WRITTEN INSTRUCTION 1 = According to the ECHO mandate, what technology will be used to create the extensive archaeological map of Egypt?

TEXT EXCERPT =
ECHO's Mandate


Long-term Objectives and How They Will be Achieved

1. The promotion of study and understanding of Egyptian cultural heritage by:

1.1. Developing, encouraging and supporting themes, programmes and strategies for cultural heritage research projects.

1.2. Instigating a Sites and Monuments protection programme, by encouraging scheduling or listing buildings on a 'National Heritage Programme' or as 'World Heritage Sites'.

1.3. The establishment of a sites and monuments 'national baseline data-base' by, documenting and quantifying the deterioration and present survival of some of Egypt's most important ancient and historic features and monuments, and correlating them with previous excavation and conservation records. Assessing also the value of these sites from a symbolic, associative, social, economic, informational, aesthetic, and educational value. With this information a 'monuments at risk' project can be commissioned to determine, the changing state of knowledge about the scale and nature of Egypt's archaeological heritage, the rate of loss and damage suffered by monuments in the recent past and the reasons and causes of this. One of the expected causes of damage is tourism, and the success or otherwise of measures introduced to improve the preservation and management of individual monuments will be assessed. The project will also provide pointers as to how the resources (both financial and in terms of materials and staff) available to statutory, public, private, and voluntary organisations which are wholly or partly concerned with Egyptian archaeology can be used to best effect. The gathered information will then be disseminated to as wide an audience as possible, making it easily available to everyone, and at a variety of levels of understanding.

Some of the main points to come out of the creation of a 'national baseline data-base' will be:

a. An extensive archaeological map of Egypt, created by using a Geographical information system (GIS).

b. An evaluation of the legislation set up to guard Egypt's heritage at both national and international levels.

c. The worth of environmental conservation as a preventative means of protecting Egypt's monuments.

d. The conservation facilities and staff needed to maintain the sites and monuments.

e. A list of funding projects to raise the capital needed to look after Egypt's heritage.

f. The use of public archaeology and increasing the awareness of the national and international public of the importance of World Heritage and its preservation.

g. How best to present the cultural heritage of Egypt, such as: in-place site interpretation, museums and displays; local and national museum displays; popular books, articles, documentaries and press releases, etc.

h. The fundamental structure and organisation to build a complete Sites and Monuments Records (SMR's) for Egypt. *

1.4 Encourage a sites and monuments records (SMRs) to be called the ‘National Archaeological Record’ at local and national level, logging past, present and future data into a computer database. Geographical Information Systems (GIS) technologies are proposed to provide spatially referenced records, and a quality control kept on the entries, this will ensure that the local entries are standardised, therefore making the addition of local entries into the 'National Archaeological Record' as smooth as possible.

1.5 Actively conserve, and if necessary restore, Egypt's monuments.

WRITTEN INSTRUCTION 2 = In the rows below, rewrite everything from the line containing "Patent image size: (931, 1172)." down to the line containing "The input beam/flow", changing "arrangement" to "configuration" and leaving all else as it is.

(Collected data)
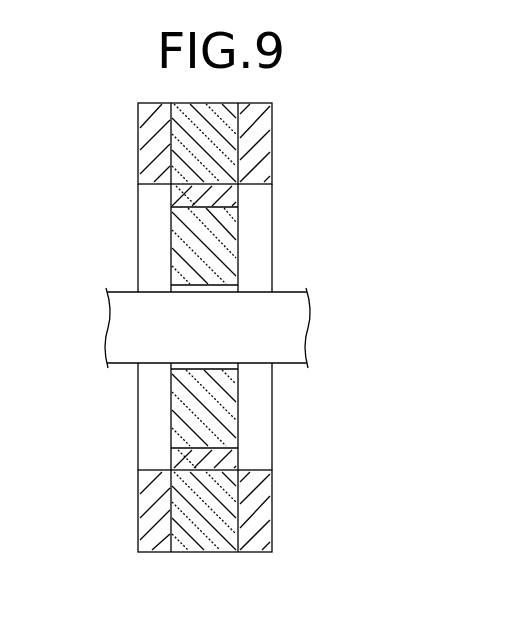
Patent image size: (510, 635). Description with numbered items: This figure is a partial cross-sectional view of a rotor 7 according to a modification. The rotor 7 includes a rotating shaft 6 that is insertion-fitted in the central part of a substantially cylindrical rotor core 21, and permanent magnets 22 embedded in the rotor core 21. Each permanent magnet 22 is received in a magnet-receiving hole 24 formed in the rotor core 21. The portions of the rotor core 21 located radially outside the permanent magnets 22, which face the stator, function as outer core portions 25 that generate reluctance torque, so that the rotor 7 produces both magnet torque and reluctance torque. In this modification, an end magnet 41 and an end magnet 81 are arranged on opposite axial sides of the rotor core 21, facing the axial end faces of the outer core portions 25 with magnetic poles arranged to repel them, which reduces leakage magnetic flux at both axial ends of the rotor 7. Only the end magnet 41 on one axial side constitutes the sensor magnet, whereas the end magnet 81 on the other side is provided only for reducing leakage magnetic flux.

The rotor 7 is at (274, 131).
The end magnet 81 is at (257, 150).
The end magnet 41 is at (158, 144).
The outer core portions 25 is at (230, 167).
The magnet-receiving holes 24 is at (203, 197).
The permanent magnets 22 is at (205, 215).
The rotor core 21 is at (222, 265).
The rotating shaft 6 is at (301, 319).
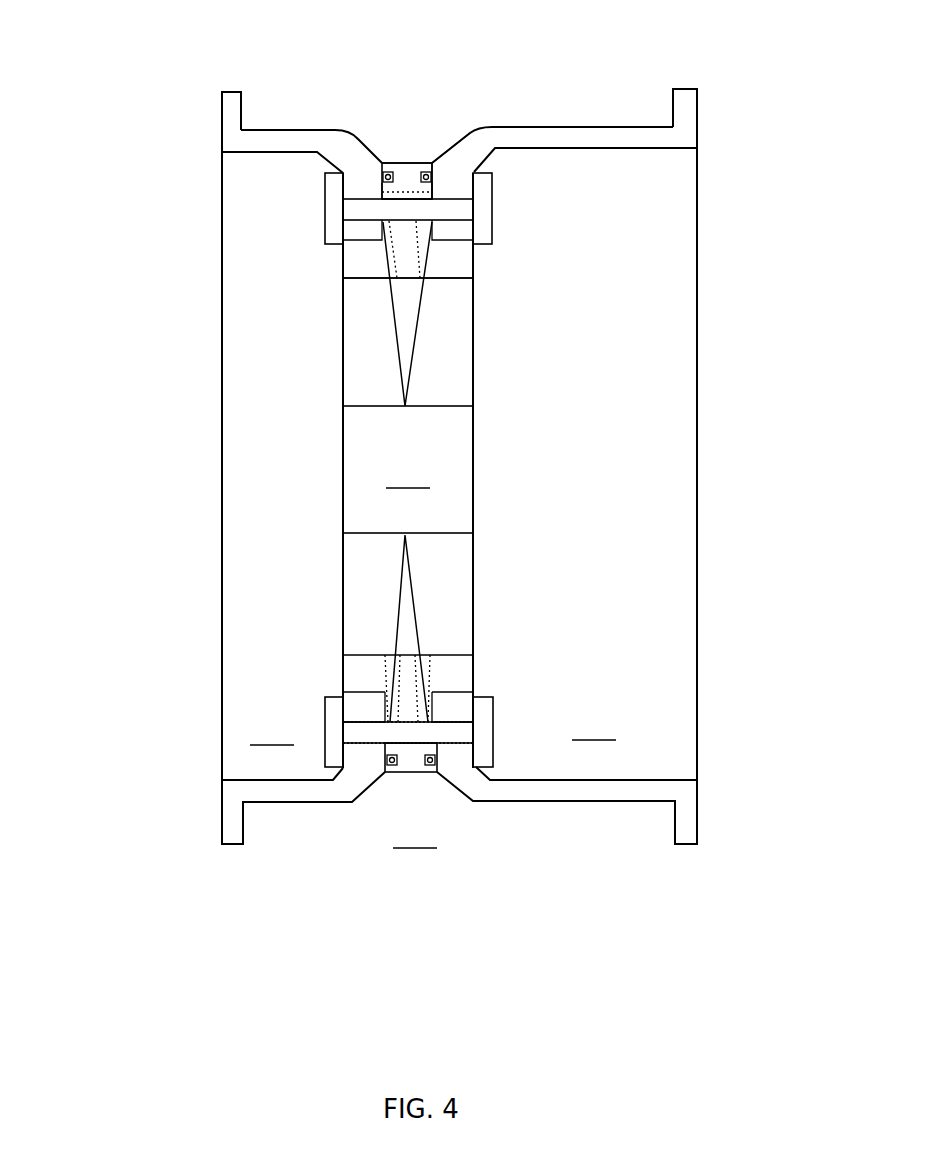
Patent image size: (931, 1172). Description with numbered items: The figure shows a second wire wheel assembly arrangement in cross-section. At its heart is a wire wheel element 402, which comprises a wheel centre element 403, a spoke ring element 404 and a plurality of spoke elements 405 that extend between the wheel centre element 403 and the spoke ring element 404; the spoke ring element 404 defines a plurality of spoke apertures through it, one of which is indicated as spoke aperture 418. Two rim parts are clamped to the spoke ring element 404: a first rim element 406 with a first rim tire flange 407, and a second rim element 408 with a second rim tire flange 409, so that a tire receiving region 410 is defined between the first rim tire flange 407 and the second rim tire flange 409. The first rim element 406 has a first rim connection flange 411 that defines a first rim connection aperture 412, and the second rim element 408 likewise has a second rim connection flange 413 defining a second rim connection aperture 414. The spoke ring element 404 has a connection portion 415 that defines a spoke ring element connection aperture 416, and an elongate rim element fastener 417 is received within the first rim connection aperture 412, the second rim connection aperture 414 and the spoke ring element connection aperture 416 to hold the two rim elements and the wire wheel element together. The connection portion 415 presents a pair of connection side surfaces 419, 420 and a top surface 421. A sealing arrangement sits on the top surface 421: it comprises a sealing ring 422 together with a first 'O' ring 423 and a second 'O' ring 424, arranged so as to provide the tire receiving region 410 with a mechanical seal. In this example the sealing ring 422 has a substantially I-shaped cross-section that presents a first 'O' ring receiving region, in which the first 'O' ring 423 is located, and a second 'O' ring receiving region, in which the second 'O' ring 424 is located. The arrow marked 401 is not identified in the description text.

The input beam/flow direction 401 is at (438, 888).
The wire wheel element 402 is at (408, 469).
The wheel centre element 403 is at (427, 533).
The spoke ring element 404 is at (452, 258).
The spoke elements 405 is at (410, 615).
The first rim element 406 is at (302, 455).
The first rim tire flange 407 is at (232, 104).
The second rim element 408 is at (564, 453).
The second rim tire flange 409 is at (683, 103).
The tire receiving region 410 is at (459, 810).
The first rim connection flange 411 is at (347, 162).
The first rim connection aperture 412 is at (339, 224).
The second rim connection flange 413 is at (478, 128).
The second rim connection aperture 414 is at (476, 223).
The connection portion 415 is at (418, 163).
The spoke ring element connection aperture 416 is at (406, 227).
The elongate rim element fastener 417 is at (483, 210).
The spoke aperture 418 is at (373, 273).
The connection side surface 419 is at (370, 191).
The connection side surface 420 is at (444, 190).
The top surface 421 is at (403, 176).
The sealing ring 422 is at (395, 163).
The first 'O' ring 423 is at (383, 170).
The second 'O' ring 424 is at (433, 163).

EXERCISE RESULT 1 = A Geographical Information System (GIS).

EXERCISE RESULT 2 =
Patent image size: (931, 1172). Description with numbered items: The figure shows a second wire wheel assembly configuration in cross-section. At its heart is a wire wheel element 402, which comprises a wheel centre element 403, a spoke ring element 404 and a plurality of spoke elements 405 that extend between the wheel centre element 403 and the spoke ring element 404; the spoke ring element 404 defines a plurality of spoke apertures through it, one of which is indicated as spoke aperture 418. Two rim parts are clamped to the spoke ring element 404: a first rim element 406 with a first rim tire flange 407, and a second rim element 408 with a second rim tire flange 409, so that a tire receiving region 410 is defined between the first rim tire flange 407 and the second rim tire flange 409. The first rim element 406 has a first rim connection flange 411 that defines a first rim connection aperture 412, and the second rim element 408 likewise has a second rim connection flange 413 defining a second rim connection aperture 414. The spoke ring element 404 has a connection portion 415 that defines a spoke ring element connection aperture 416, and an elongate rim element fastener 417 is received within the first rim connection aperture 412, the second rim connection aperture 414 and the spoke ring element connection aperture 416 to hold the two rim elements and the wire wheel element together. The connection portion 415 presents a pair of connection side surfaces 419, 420 and a top surface 421. A sealing configuration sits on the top surface 421: it comprises a sealing ring 422 together with a first 'O' ring 423 and a second 'O' ring 424, arranged so as to provide the tire receiving region 410 with a mechanical seal. In this example the sealing ring 422 has a substantially I-shaped cross-section that presents a first 'O' ring receiving region, in which the first 'O' ring 423 is located, and a second 'O' ring receiving region, in which the second 'O' ring 424 is located. The arrow marked 401 is not identified in the description text.

The input beam/flow direction 401 is at (438, 888).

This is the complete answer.